Task prompt:
Write the next part of the summary of county mandatory payments on hospital net patient revenue, starting right after its final sentence.

Text shown:
SUBCHAPTER D. MANDATORY PAYMENTS

 

Sec. 293C.151. MANDATORY PAYMENTS BASED ON PAYING HOSPITAL NET PATIENT REVENUE. (a) Authorizes the commissioners court of a county that collects a mandatory payment authorized under this chapter, except as provided by Subsection (e), to require an annual mandatory payment to be assessed on the net patient revenue of each institutional health care provider located in the county. Authorizes the commissioners court to provide for the mandatory payment to be assessed quarterly. Provides that in the first year in which the mandatory payment is required, the mandatory payment is assessed on the net patient revenue of an institutional health care provider as determined by the data reported to DSHS under Sections 311.032 and 311.033 in the fiscal year ending in 2017 or, if the institutional health care provider did not report any data under those sections in that fiscal year, as determined by the institutional health care provider's Medicare cost report submitted for the 2017 fiscal year or for the closest subsequent fiscal year for which the provider submitted the Medicare cost report. Requires the county to update the amount of the mandatory payment on an annual basis.

 

(b) Requires the amount of a mandatory payment authorized under this chapter to be uniformly proportionate with the amount of net patient revenue generated by each paying hospital in the county. Prohibits a mandatory payment authorized under this chapter from holding harmless any institutional health care provider, as required under 42 U.S.C. Section 1396b(w).

 

(c) Requires the commissioners court of a county that collects a mandatory payment authorized under this chapter to set the amount of the mandatory payment. Prohibits the amount of the mandatory payment required of each paying hospital from exceeding six percent of the hospital's net patient revenue.

 

(d) Requires the commissioners court of a county that collects a mandatory payment authorized under this chapter, subject to the maximum amount prescribed by Subsection (c), to set the mandatory payments in amounts that in the aggregate will generate sufficient revenue to cover the administrative expenses of the county for activities under this chapter, to fund an intergovernmental transfer described by Section 293C.103(c)(1), and to pay for indigent programs, except that the amount of revenue from mandatory payments used for administrative expenses of the county for activities under this chapter in a year is prohibited from exceeding the lesser of four percent of the total revenue generated from the mandatory payment or $20,000.

Supplied entries:

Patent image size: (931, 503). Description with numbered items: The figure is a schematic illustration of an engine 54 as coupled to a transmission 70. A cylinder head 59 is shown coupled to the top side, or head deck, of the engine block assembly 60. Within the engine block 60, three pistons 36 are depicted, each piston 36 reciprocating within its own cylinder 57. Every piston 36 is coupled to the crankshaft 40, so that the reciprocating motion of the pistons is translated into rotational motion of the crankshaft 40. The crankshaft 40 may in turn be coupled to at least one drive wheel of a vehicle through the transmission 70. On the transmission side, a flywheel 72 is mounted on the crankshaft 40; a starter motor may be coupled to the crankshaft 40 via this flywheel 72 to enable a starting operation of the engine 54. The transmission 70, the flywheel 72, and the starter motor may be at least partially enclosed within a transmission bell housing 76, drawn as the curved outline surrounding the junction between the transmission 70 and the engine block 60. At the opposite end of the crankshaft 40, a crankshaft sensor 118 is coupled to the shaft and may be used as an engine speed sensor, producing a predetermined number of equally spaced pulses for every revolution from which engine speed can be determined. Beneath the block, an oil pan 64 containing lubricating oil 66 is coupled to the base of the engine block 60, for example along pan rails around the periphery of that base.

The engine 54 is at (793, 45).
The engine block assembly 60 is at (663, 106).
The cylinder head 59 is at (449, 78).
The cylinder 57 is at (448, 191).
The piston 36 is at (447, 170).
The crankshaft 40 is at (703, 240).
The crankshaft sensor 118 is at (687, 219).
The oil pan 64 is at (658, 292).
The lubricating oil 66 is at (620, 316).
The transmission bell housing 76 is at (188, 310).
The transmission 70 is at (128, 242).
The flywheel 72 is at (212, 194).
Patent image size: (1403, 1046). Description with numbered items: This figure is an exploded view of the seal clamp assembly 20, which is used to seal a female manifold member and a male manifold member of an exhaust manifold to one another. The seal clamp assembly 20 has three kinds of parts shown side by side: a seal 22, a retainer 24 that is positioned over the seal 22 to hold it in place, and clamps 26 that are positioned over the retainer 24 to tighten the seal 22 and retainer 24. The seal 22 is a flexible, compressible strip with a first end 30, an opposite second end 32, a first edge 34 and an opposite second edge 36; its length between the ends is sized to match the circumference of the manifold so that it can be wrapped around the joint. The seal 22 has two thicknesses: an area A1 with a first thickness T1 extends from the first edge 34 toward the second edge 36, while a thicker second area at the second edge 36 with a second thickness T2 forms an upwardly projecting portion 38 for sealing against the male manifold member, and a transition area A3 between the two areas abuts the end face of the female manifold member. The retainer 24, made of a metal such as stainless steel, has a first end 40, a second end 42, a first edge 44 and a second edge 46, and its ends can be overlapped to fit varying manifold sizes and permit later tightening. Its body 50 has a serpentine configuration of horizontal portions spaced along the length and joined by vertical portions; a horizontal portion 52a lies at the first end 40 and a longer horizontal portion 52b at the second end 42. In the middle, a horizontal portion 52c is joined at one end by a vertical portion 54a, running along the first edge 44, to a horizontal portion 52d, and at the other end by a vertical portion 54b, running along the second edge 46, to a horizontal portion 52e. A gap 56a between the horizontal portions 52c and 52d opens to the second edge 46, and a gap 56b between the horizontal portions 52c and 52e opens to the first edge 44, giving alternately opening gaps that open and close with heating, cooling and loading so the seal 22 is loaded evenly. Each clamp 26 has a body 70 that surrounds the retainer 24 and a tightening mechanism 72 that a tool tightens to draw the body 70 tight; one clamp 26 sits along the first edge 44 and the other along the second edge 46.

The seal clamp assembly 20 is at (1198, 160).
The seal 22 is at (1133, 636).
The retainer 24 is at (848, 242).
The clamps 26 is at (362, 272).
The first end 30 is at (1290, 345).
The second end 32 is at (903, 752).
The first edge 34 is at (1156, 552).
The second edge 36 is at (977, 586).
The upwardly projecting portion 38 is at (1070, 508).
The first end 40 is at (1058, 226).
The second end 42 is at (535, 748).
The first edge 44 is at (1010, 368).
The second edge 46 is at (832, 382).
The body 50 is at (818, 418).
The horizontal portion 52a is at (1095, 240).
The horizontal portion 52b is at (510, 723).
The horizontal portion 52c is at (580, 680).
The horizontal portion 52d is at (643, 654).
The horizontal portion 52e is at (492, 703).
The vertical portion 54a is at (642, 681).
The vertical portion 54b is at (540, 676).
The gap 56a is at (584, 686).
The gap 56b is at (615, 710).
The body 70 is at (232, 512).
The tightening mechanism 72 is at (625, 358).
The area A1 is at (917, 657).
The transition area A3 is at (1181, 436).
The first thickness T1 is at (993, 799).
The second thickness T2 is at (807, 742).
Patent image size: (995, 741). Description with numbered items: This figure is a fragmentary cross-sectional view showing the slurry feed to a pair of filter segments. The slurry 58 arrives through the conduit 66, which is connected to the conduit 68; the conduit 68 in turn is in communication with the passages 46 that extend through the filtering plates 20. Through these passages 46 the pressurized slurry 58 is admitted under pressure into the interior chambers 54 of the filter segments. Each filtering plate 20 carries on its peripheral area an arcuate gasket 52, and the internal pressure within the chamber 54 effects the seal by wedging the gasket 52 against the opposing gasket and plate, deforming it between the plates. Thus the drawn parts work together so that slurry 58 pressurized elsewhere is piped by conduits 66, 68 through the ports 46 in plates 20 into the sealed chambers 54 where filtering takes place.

Result for this task:
 

(e) Prohibits a paying hospital from adding a mandatory payment required under this section as a surcharge to a patient.

 

Sec. 293C.152. ASSESSMENT AND COLLECTION OF MANDATORY PAYMENTS. Authorizes the county to collect or contract for the assessment and collection of mandatory payments authorized under this chapter.

 

Sec. 293C.153. INTEREST, PENALTIES, AND DISCOUNTS. Provides that interest, penalties, and discounts on mandatory payments required under this chapter are governed by the law applicable to county ad valorem taxes.

 

Sec. 293C.154. PURPOSE; CORRECTION OF INVALID PROVISION OR PROCEDURE. (a) Provides that the purpose of this chapter is to generate revenue by collecting from institutional health care providers a mandatory payment to be used to provide an intergovernmental transfer described by Section 293C.103(c)(1).

 

(b) Authorizes the county, to the extent any provision or procedure under this chapter causes a mandatory payment authorized under this chapter to be ineligible for federal matching funds, to provide by rule for an alternative provision or procedure that conforms to the requirements of the federal Centers for Medicare and Medicaid Services.

 

SECTION 2. Requires a state agency, if necessary for implementation of a provision of this Act, to request a waiver or authorization from a federal agency, and authorizes delay of implementation until such a waiver or authorization is granted.

 

SECTION 3. Effective date: upon passage or September 1, 2019.